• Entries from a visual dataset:
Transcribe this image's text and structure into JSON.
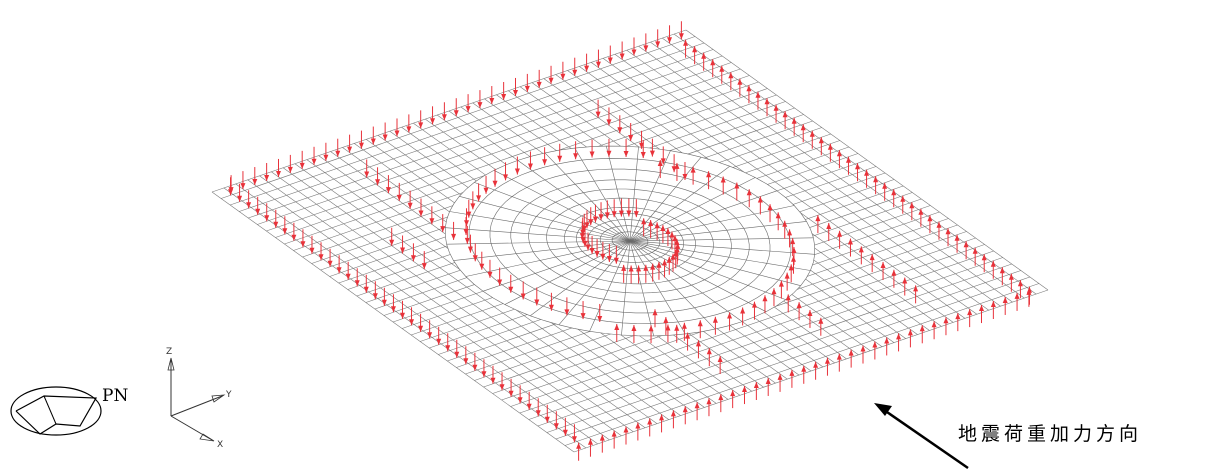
{
  "view_label": "PN",
  "axes": {
    "z": "Z",
    "y": "Y",
    "x": "X"
  },
  "caption": "地震荷重加力方向",
  "colors": {
    "mesh": "#7a7a7a",
    "load_arrow": "#e8323a",
    "ink": "#000000"
  },
  "icons": {
    "view_orientation": "view-orientation-icon",
    "load_direction": "load-direction-arrow-icon"
  }
}
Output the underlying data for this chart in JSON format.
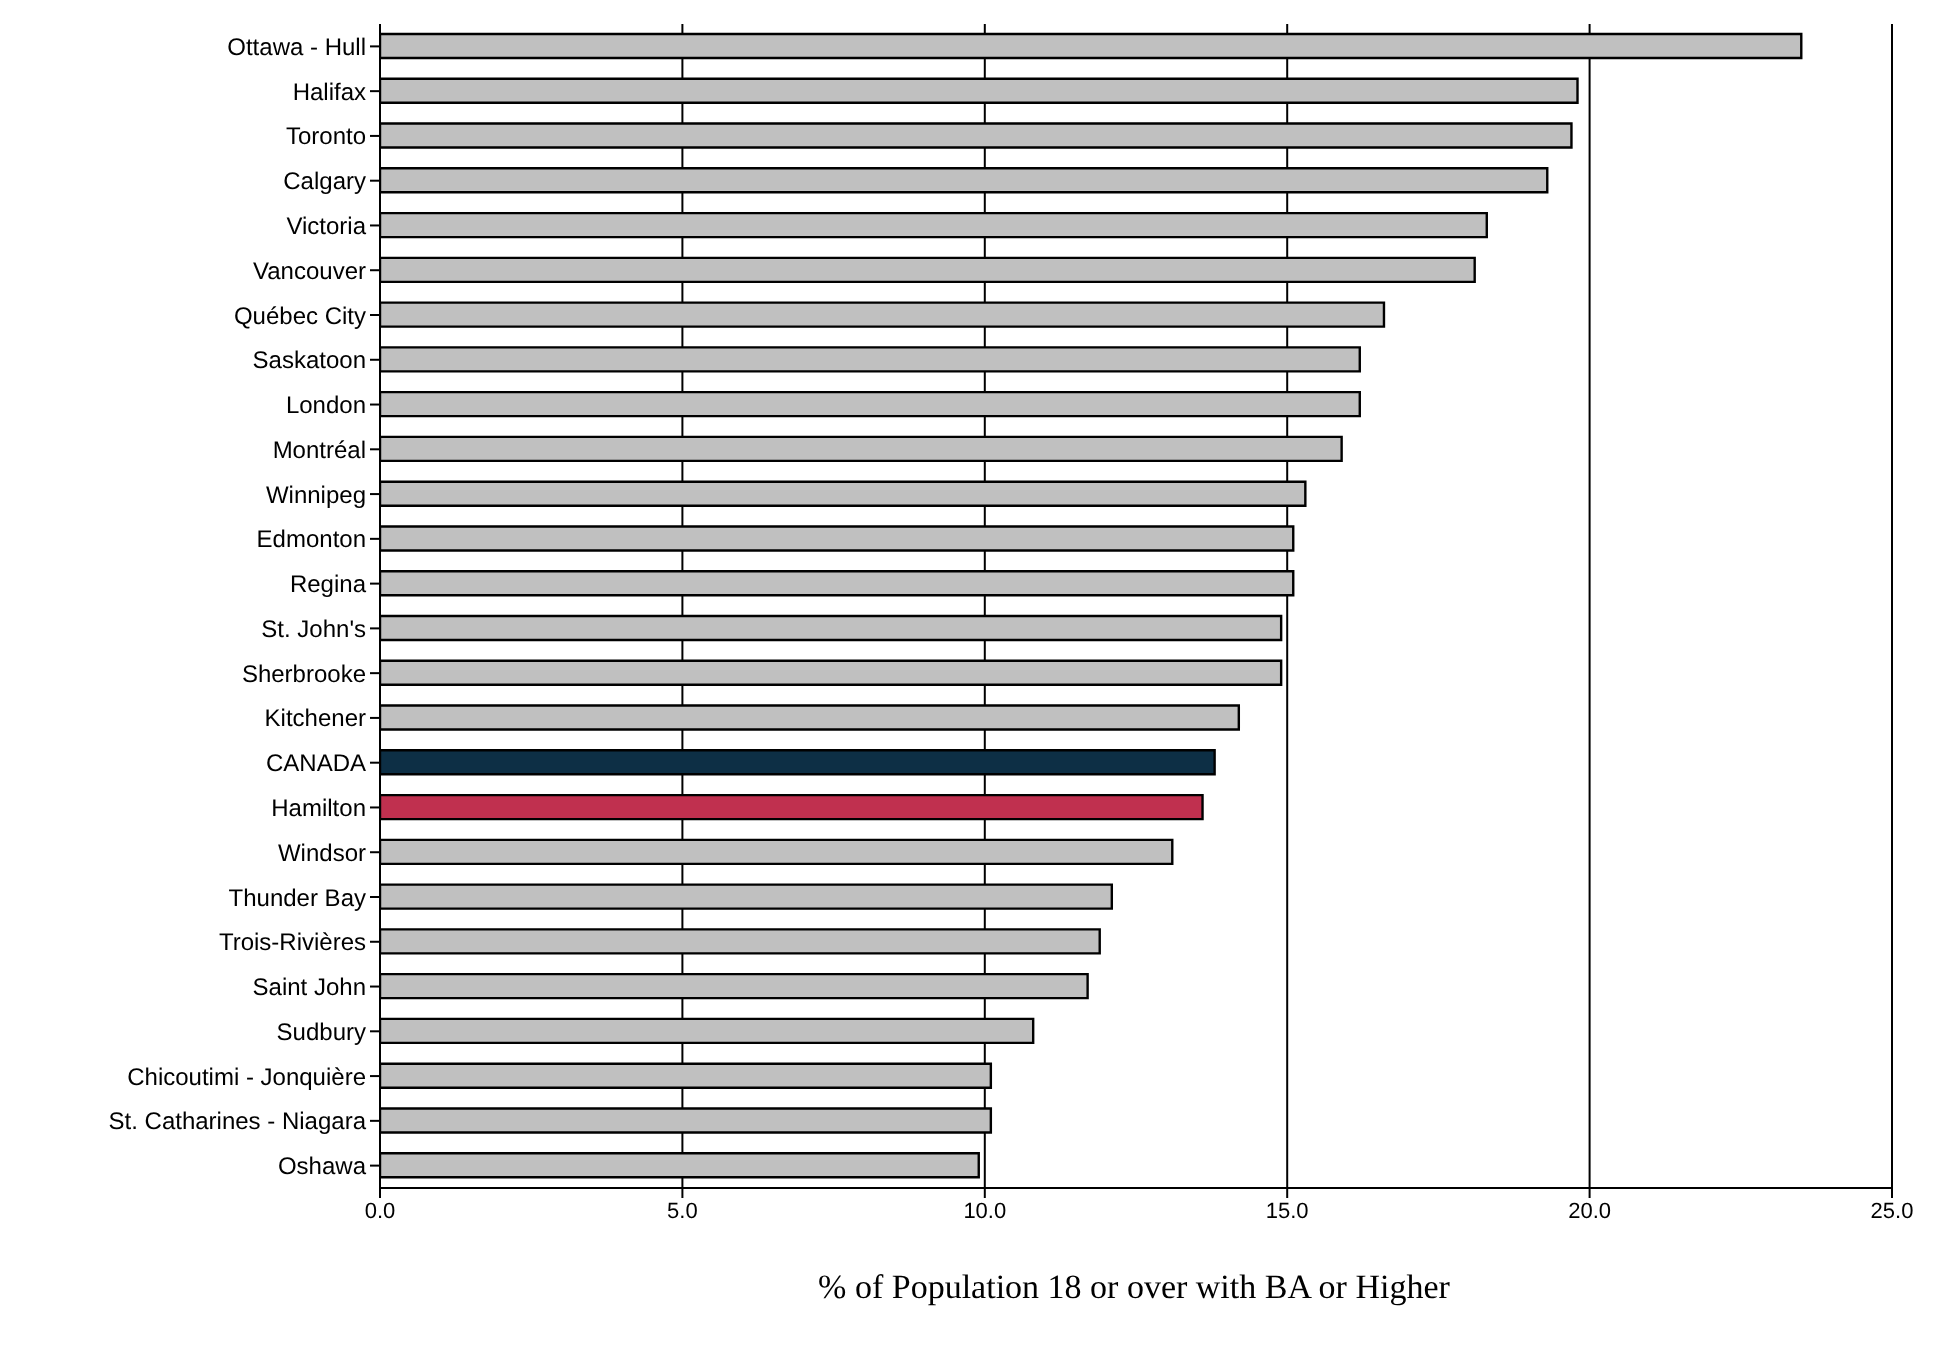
{
  "chart_data": {
    "type": "bar",
    "orientation": "horizontal",
    "xlabel": "% of Population 18 or over with BA or Higher",
    "categories": [
      "Ottawa - Hull",
      "Halifax",
      "Toronto",
      "Calgary",
      "Victoria",
      "Vancouver",
      "Québec City",
      "Saskatoon",
      "London",
      "Montréal",
      "Winnipeg",
      "Edmonton",
      "Regina",
      "St. John's",
      "Sherbrooke",
      "Kitchener",
      "CANADA",
      "Hamilton",
      "Windsor",
      "Thunder Bay",
      "Trois-Rivières",
      "Saint John",
      "Sudbury",
      "Chicoutimi - Jonquière",
      "St. Catharines - Niagara",
      "Oshawa"
    ],
    "values": [
      23.5,
      19.8,
      19.7,
      19.3,
      18.3,
      18.1,
      16.6,
      16.2,
      16.2,
      15.9,
      15.3,
      15.1,
      15.1,
      14.9,
      14.9,
      14.2,
      13.8,
      13.6,
      13.1,
      12.1,
      11.9,
      11.7,
      10.8,
      10.1,
      10.1,
      9.9
    ],
    "colors": [
      "#c0c0c0",
      "#c0c0c0",
      "#c0c0c0",
      "#c0c0c0",
      "#c0c0c0",
      "#c0c0c0",
      "#c0c0c0",
      "#c0c0c0",
      "#c0c0c0",
      "#c0c0c0",
      "#c0c0c0",
      "#c0c0c0",
      "#c0c0c0",
      "#c0c0c0",
      "#c0c0c0",
      "#c0c0c0",
      "#0d2f45",
      "#c0304f",
      "#c0c0c0",
      "#c0c0c0",
      "#c0c0c0",
      "#c0c0c0",
      "#c0c0c0",
      "#c0c0c0",
      "#c0c0c0",
      "#c0c0c0"
    ],
    "xlim": [
      0,
      25
    ],
    "xticks": [
      {
        "value": 0,
        "label": "0.0"
      },
      {
        "value": 5,
        "label": "5.0"
      },
      {
        "value": 10,
        "label": "10.0"
      },
      {
        "value": 15,
        "label": "15.0"
      },
      {
        "value": 20,
        "label": "20.0"
      },
      {
        "value": 25,
        "label": "25.0"
      }
    ],
    "grid": "x"
  }
}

• EXERCISE DETAILS: All preceding records should be duplicated verbatim, images excepted.

• ANSWER BELOW:
Transcribe this image's text and structure into JSON.
{
  "view_label": "PN",
  "axes": {
    "z": "Z",
    "y": "Y",
    "x": "X"
  },
  "caption": "地震荷重加力方向",
  "colors": {
    "mesh": "#7a7a7a",
    "load_arrow": "#e8323a",
    "ink": "#000000"
  },
  "icons": {
    "view_orientation": "view-orientation-icon",
    "load_direction": "load-direction-arrow-icon"
  }
}
Output the underlying data for this chart in JSON format.
{
  "chart_data": {
    "type": "bar",
    "orientation": "horizontal",
    "xlabel": "% of Population 18 or over with BA or Higher",
    "categories": [
      "Ottawa - Hull",
      "Halifax",
      "Toronto",
      "Calgary",
      "Victoria",
      "Vancouver",
      "Québec City",
      "Saskatoon",
      "London",
      "Montréal",
      "Winnipeg",
      "Edmonton",
      "Regina",
      "St. John's",
      "Sherbrooke",
      "Kitchener",
      "CANADA",
      "Hamilton",
      "Windsor",
      "Thunder Bay",
      "Trois-Rivières",
      "Saint John",
      "Sudbury",
      "Chicoutimi - Jonquière",
      "St. Catharines - Niagara",
      "Oshawa"
    ],
    "values": [
      23.5,
      19.8,
      19.7,
      19.3,
      18.3,
      18.1,
      16.6,
      16.2,
      16.2,
      15.9,
      15.3,
      15.1,
      15.1,
      14.9,
      14.9,
      14.2,
      13.8,
      13.6,
      13.1,
      12.1,
      11.9,
      11.7,
      10.8,
      10.1,
      10.1,
      9.9
    ],
    "colors": [
      "#c0c0c0",
      "#c0c0c0",
      "#c0c0c0",
      "#c0c0c0",
      "#c0c0c0",
      "#c0c0c0",
      "#c0c0c0",
      "#c0c0c0",
      "#c0c0c0",
      "#c0c0c0",
      "#c0c0c0",
      "#c0c0c0",
      "#c0c0c0",
      "#c0c0c0",
      "#c0c0c0",
      "#c0c0c0",
      "#0d2f45",
      "#c0304f",
      "#c0c0c0",
      "#c0c0c0",
      "#c0c0c0",
      "#c0c0c0",
      "#c0c0c0",
      "#c0c0c0",
      "#c0c0c0",
      "#c0c0c0"
    ],
    "xlim": [
      0,
      25
    ],
    "xticks": [
      {
        "value": 0,
        "label": "0.0"
      },
      {
        "value": 5,
        "label": "5.0"
      },
      {
        "value": 10,
        "label": "10.0"
      },
      {
        "value": 15,
        "label": "15.0"
      },
      {
        "value": 20,
        "label": "20.0"
      },
      {
        "value": 25,
        "label": "25.0"
      }
    ],
    "grid": "x"
  }
}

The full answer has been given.